--- Start of DATA EXCERPTS ---
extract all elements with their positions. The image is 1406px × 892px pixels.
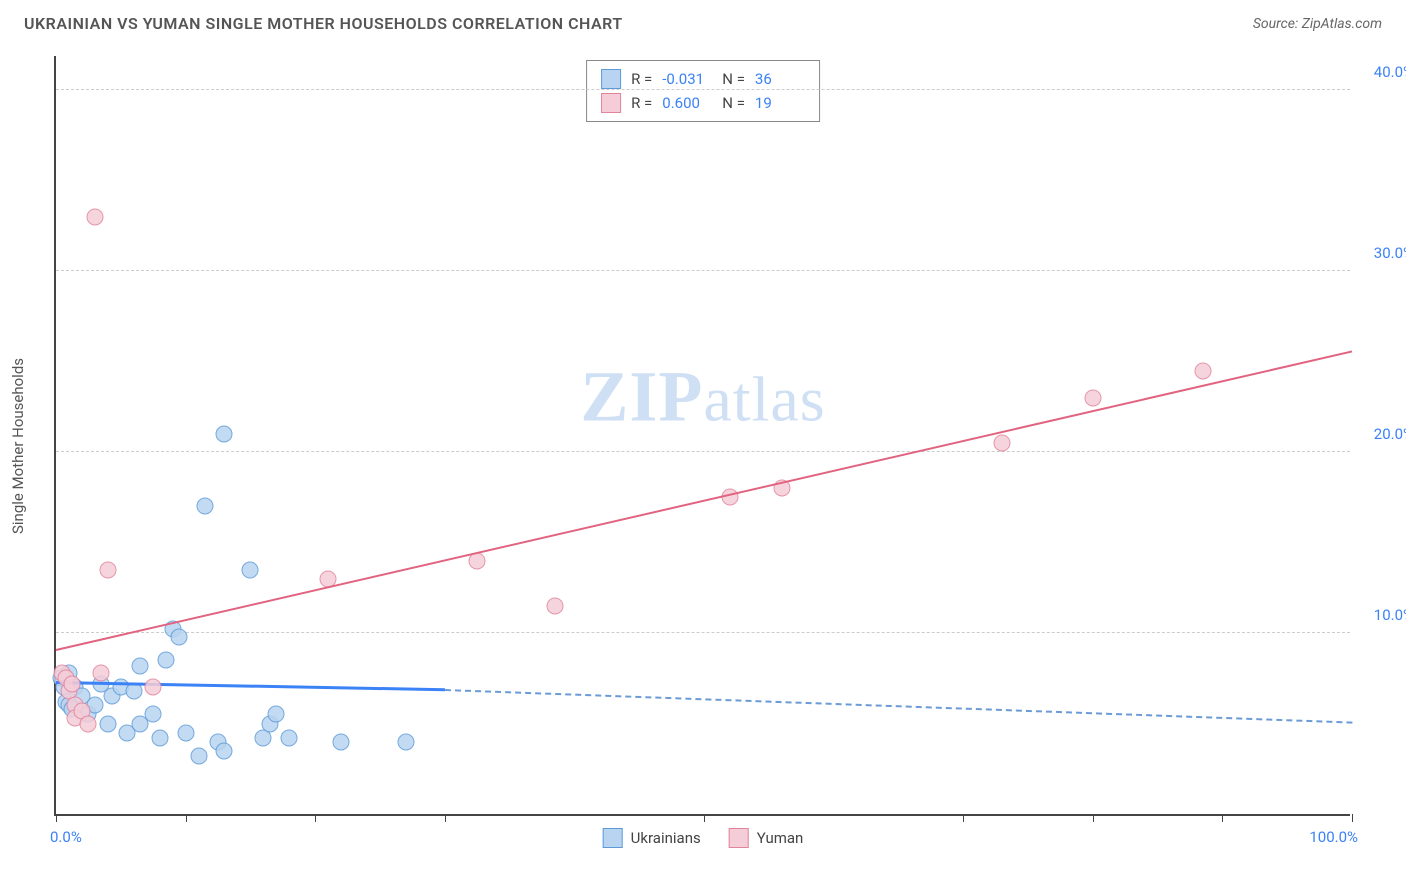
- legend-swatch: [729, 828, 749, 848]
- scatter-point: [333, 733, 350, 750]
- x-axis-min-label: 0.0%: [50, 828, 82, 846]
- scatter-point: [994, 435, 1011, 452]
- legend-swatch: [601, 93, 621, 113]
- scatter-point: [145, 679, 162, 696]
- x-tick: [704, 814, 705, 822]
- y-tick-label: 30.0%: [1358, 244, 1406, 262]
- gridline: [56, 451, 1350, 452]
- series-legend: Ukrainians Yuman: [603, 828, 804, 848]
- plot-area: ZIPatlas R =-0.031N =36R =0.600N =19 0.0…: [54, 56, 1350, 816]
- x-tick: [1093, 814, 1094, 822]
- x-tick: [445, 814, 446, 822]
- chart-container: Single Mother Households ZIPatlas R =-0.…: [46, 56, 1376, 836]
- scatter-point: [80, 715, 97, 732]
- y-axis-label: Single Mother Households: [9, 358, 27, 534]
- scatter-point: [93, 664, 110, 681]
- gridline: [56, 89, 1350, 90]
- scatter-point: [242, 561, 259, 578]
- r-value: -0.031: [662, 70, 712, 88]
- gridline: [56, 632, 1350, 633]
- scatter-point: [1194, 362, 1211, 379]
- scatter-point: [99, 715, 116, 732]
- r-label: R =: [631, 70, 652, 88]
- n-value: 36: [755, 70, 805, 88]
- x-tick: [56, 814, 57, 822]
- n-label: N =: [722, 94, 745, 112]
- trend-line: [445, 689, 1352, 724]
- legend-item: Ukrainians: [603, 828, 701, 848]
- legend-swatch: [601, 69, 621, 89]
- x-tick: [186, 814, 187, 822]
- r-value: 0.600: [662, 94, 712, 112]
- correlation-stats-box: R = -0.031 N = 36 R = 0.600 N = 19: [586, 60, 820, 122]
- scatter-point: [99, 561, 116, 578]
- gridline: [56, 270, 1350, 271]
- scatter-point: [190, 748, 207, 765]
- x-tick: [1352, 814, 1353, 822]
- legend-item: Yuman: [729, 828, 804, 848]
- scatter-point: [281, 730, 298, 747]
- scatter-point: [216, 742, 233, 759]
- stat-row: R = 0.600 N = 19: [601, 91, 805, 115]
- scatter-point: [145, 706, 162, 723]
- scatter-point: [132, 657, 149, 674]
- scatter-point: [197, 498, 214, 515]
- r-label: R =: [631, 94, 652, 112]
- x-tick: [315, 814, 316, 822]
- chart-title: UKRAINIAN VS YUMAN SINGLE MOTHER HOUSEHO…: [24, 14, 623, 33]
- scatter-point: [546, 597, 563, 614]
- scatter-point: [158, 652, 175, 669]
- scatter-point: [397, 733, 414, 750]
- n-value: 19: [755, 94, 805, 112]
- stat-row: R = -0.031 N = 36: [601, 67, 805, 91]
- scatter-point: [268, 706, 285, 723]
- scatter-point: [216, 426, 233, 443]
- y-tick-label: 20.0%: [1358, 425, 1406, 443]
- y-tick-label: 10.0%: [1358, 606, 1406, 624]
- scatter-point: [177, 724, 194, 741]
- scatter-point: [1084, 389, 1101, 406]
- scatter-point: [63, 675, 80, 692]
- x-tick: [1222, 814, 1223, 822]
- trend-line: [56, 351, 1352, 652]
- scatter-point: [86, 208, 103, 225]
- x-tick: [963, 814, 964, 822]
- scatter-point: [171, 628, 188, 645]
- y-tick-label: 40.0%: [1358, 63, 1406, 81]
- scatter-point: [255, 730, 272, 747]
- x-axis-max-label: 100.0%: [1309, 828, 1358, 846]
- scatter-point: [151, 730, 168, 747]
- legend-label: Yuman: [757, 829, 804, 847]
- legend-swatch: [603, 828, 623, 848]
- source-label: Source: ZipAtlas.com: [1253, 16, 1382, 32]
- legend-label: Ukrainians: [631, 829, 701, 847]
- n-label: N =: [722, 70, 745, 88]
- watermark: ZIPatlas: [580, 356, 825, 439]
--- End of DATA EXCERPTS ---
- **DESCRIPTION OF THE TASK**: Rewrite the material from the line containing "- legend-swatch: [729, 828, 749, 848]" down through the line containing "- x-tick: [1093, 814, 1094, 822]", swapping "scatter-point" for "data-point" and leaving everything else as it is. Return only those lines.

- **EXERCISE ANSWER**:
- legend-swatch: [729, 828, 749, 848]
- data-point: [333, 733, 350, 750]
- x-axis-min-label: 0.0%: [50, 828, 82, 846]
- data-point: [994, 435, 1011, 452]
- legend-swatch: [601, 93, 621, 113]
- data-point: [145, 679, 162, 696]
- x-tick: [704, 814, 705, 822]
- y-tick-label: 30.0%: [1358, 244, 1406, 262]
- gridline: [56, 451, 1350, 452]
- series-legend: Ukrainians Yuman: [603, 828, 804, 848]
- plot-area: ZIPatlas R =-0.031N =36R =0.600N =19 0.0…: [54, 56, 1350, 816]
- x-tick: [1093, 814, 1094, 822]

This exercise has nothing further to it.